-------- Entries shown --------
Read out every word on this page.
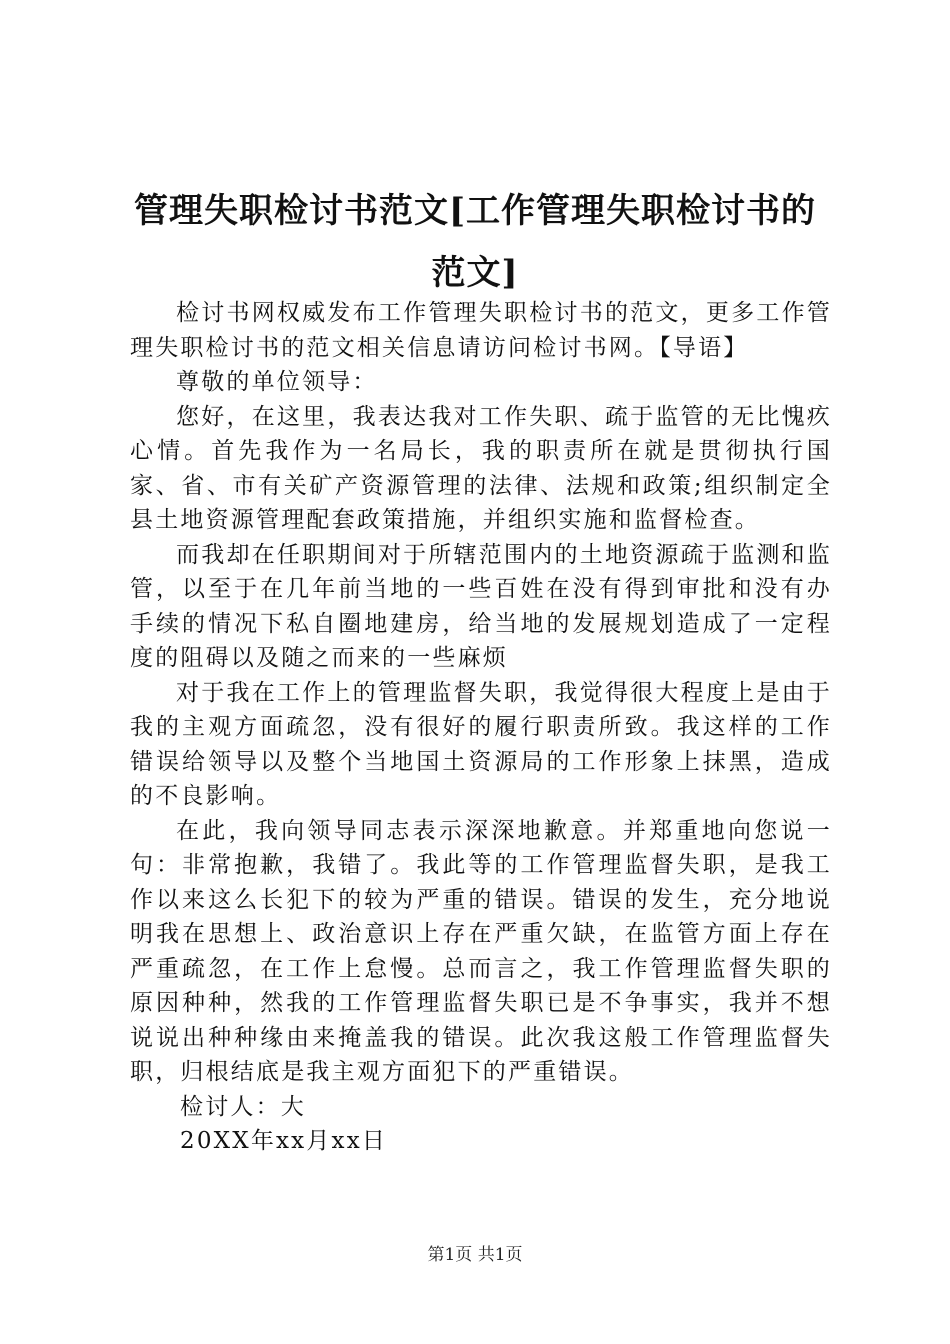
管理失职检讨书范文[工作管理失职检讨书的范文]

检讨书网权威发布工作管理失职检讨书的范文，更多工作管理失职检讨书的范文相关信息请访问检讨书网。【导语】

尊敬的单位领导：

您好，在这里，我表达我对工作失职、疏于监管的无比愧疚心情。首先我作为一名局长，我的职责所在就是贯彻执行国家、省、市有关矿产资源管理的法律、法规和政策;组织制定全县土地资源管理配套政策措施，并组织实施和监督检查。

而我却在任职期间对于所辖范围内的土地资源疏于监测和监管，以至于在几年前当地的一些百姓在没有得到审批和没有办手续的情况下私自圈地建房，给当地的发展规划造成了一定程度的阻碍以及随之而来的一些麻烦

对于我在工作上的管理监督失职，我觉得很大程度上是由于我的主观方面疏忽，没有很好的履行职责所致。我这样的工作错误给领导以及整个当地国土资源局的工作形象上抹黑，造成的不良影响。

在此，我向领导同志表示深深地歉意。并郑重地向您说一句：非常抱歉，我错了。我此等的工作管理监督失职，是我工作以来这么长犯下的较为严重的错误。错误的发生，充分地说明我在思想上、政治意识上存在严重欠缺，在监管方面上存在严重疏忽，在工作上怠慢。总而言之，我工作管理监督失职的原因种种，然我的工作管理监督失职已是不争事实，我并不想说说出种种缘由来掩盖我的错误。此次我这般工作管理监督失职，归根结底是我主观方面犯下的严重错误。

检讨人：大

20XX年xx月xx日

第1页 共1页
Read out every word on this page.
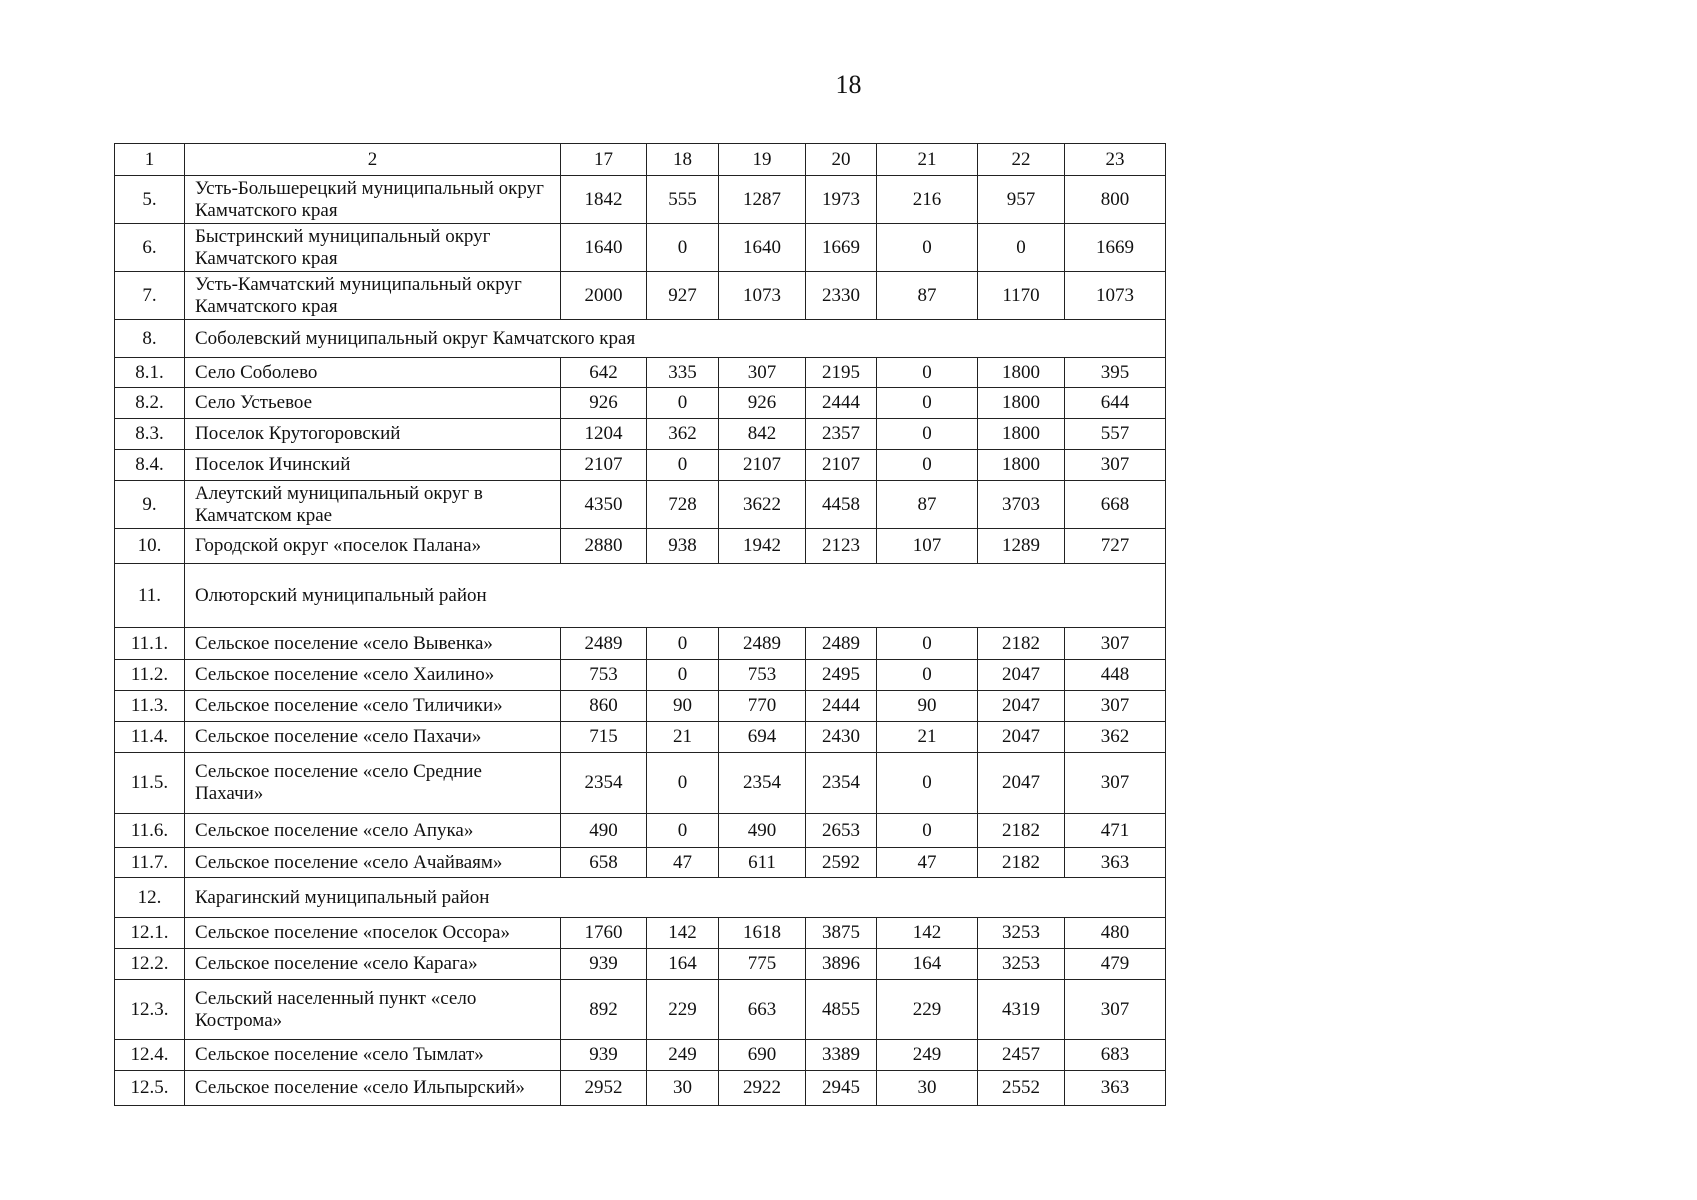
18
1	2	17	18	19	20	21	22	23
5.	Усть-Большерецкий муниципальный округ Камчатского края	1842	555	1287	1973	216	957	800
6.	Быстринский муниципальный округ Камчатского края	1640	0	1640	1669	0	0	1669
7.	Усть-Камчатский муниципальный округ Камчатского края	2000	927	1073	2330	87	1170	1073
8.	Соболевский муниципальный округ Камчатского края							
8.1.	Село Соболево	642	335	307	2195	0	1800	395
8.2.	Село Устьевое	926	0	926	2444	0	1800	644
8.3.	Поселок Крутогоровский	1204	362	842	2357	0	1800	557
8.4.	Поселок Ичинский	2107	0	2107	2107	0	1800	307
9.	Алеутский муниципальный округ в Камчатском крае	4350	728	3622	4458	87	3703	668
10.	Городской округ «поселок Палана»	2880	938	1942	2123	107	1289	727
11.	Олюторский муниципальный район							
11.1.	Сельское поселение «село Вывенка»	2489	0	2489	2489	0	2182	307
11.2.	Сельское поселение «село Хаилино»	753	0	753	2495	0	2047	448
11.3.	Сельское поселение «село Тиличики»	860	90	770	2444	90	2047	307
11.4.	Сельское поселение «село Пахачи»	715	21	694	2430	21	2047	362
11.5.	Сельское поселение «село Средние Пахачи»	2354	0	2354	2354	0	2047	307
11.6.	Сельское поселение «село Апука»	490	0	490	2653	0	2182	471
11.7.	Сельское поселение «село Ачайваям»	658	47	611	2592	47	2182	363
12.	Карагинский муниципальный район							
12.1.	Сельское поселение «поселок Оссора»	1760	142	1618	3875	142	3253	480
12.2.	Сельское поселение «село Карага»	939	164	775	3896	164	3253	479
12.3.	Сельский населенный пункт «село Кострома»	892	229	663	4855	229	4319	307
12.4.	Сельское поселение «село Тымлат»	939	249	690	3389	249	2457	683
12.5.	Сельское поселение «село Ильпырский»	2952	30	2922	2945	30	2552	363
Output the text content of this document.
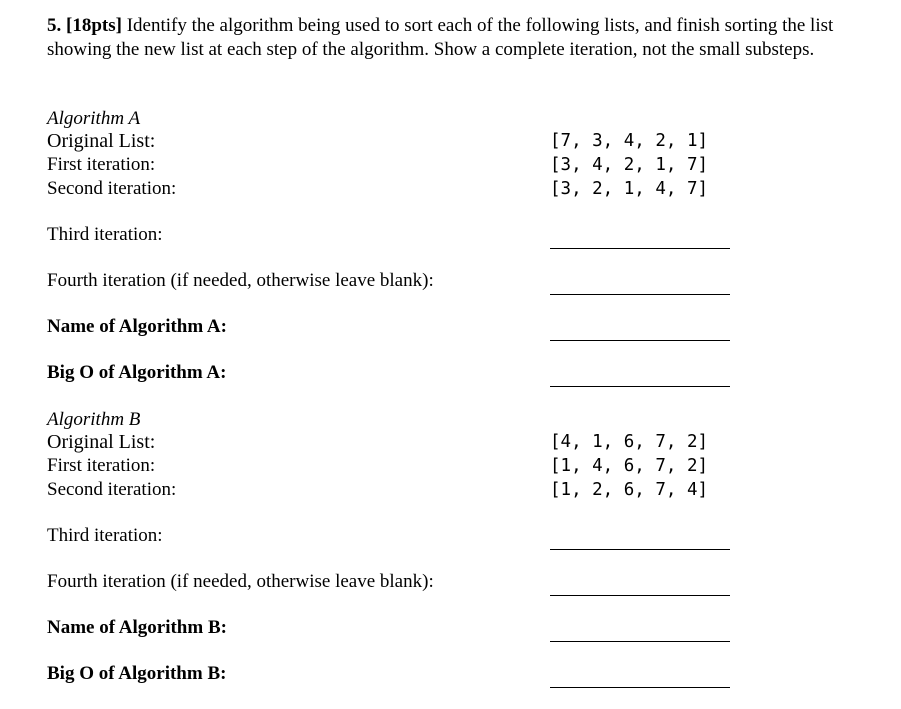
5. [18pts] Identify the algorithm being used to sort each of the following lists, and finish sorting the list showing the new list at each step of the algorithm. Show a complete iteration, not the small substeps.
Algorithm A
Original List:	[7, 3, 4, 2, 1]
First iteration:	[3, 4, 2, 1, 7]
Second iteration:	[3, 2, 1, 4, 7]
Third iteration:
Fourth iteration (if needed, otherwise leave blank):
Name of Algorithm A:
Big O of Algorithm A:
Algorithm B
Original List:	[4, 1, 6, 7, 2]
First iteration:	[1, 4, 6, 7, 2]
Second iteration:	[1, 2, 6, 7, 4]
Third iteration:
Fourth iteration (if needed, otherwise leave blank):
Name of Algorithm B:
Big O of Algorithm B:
--------
▸ What to produce: Repeat the data exactly in full, omitting its pictures.

▸ Written answer:
Read out every word on this page.
管理失职检讨书范文[工作管理失职检讨书的范文]

检讨书网权威发布工作管理失职检讨书的范文，更多工作管理失职检讨书的范文相关信息请访问检讨书网。【导语】

尊敬的单位领导：

您好，在这里，我表达我对工作失职、疏于监管的无比愧疚心情。首先我作为一名局长，我的职责所在就是贯彻执行国家、省、市有关矿产资源管理的法律、法规和政策;组织制定全县土地资源管理配套政策措施，并组织实施和监督检查。

而我却在任职期间对于所辖范围内的土地资源疏于监测和监管，以至于在几年前当地的一些百姓在没有得到审批和没有办手续的情况下私自圈地建房，给当地的发展规划造成了一定程度的阻碍以及随之而来的一些麻烦

对于我在工作上的管理监督失职，我觉得很大程度上是由于我的主观方面疏忽，没有很好的履行职责所致。我这样的工作错误给领导以及整个当地国土资源局的工作形象上抹黑，造成的不良影响。

在此，我向领导同志表示深深地歉意。并郑重地向您说一句：非常抱歉，我错了。我此等的工作管理监督失职，是我工作以来这么长犯下的较为严重的错误。错误的发生，充分地说明我在思想上、政治意识上存在严重欠缺，在监管方面上存在严重疏忽，在工作上怠慢。总而言之，我工作管理监督失职的原因种种，然我的工作管理监督失职已是不争事实，我并不想说说出种种缘由来掩盖我的错误。此次我这般工作管理监督失职，归根结底是我主观方面犯下的严重错误。

检讨人：大

20XX年xx月xx日

第1页 共1页
Read out every word on this page.
18
1	2	17	18	19	20	21	22	23
5.	Усть-Большерецкий муниципальный округ Камчатского края	1842	555	1287	1973	216	957	800
6.	Быстринский муниципальный округ Камчатского края	1640	0	1640	1669	0	0	1669
7.	Усть-Камчатский муниципальный округ Камчатского края	2000	927	1073	2330	87	1170	1073
8.	Соболевский муниципальный округ Камчатского края							
8.1.	Село Соболево	642	335	307	2195	0	1800	395
8.2.	Село Устьевое	926	0	926	2444	0	1800	644
8.3.	Поселок Крутогоровский	1204	362	842	2357	0	1800	557
8.4.	Поселок Ичинский	2107	0	2107	2107	0	1800	307
9.	Алеутский муниципальный округ в Камчатском крае	4350	728	3622	4458	87	3703	668
10.	Городской округ «поселок Палана»	2880	938	1942	2123	107	1289	727
11.	Олюторский муниципальный район							
11.1.	Сельское поселение «село Вывенка»	2489	0	2489	2489	0	2182	307
11.2.	Сельское поселение «село Хаилино»	753	0	753	2495	0	2047	448
11.3.	Сельское поселение «село Тиличики»	860	90	770	2444	90	2047	307
11.4.	Сельское поселение «село Пахачи»	715	21	694	2430	21	2047	362
11.5.	Сельское поселение «село Средние Пахачи»	2354	0	2354	2354	0	2047	307
11.6.	Сельское поселение «село Апука»	490	0	490	2653	0	2182	471
11.7.	Сельское поселение «село Ачайваям»	658	47	611	2592	47	2182	363
12.	Карагинский муниципальный район							
12.1.	Сельское поселение «поселок Оссора»	1760	142	1618	3875	142	3253	480
12.2.	Сельское поселение «село Карага»	939	164	775	3896	164	3253	479
12.3.	Сельский населенный пункт «село Кострома»	892	229	663	4855	229	4319	307
12.4.	Сельское поселение «село Тымлат»	939	249	690	3389	249	2457	683
12.5.	Сельское поселение «село Ильпырский»	2952	30	2922	2945	30	2552	363
Output the text content of this document.
5. [18pts] Identify the algorithm being used to sort each of the following lists, and finish sorting the list showing the new list at each step of the algorithm. Show a complete iteration, not the small substeps.
Algorithm A
Original List:	[7, 3, 4, 2, 1]
First iteration:	[3, 4, 2, 1, 7]
Second iteration:	[3, 2, 1, 4, 7]
Third iteration:
Fourth iteration (if needed, otherwise leave blank):
Name of Algorithm A:
Big O of Algorithm A:
Algorithm B
Original List:	[4, 1, 6, 7, 2]
First iteration:	[1, 4, 6, 7, 2]
Second iteration:	[1, 2, 6, 7, 4]
Third iteration:
Fourth iteration (if needed, otherwise leave blank):
Name of Algorithm B:
Big O of Algorithm B:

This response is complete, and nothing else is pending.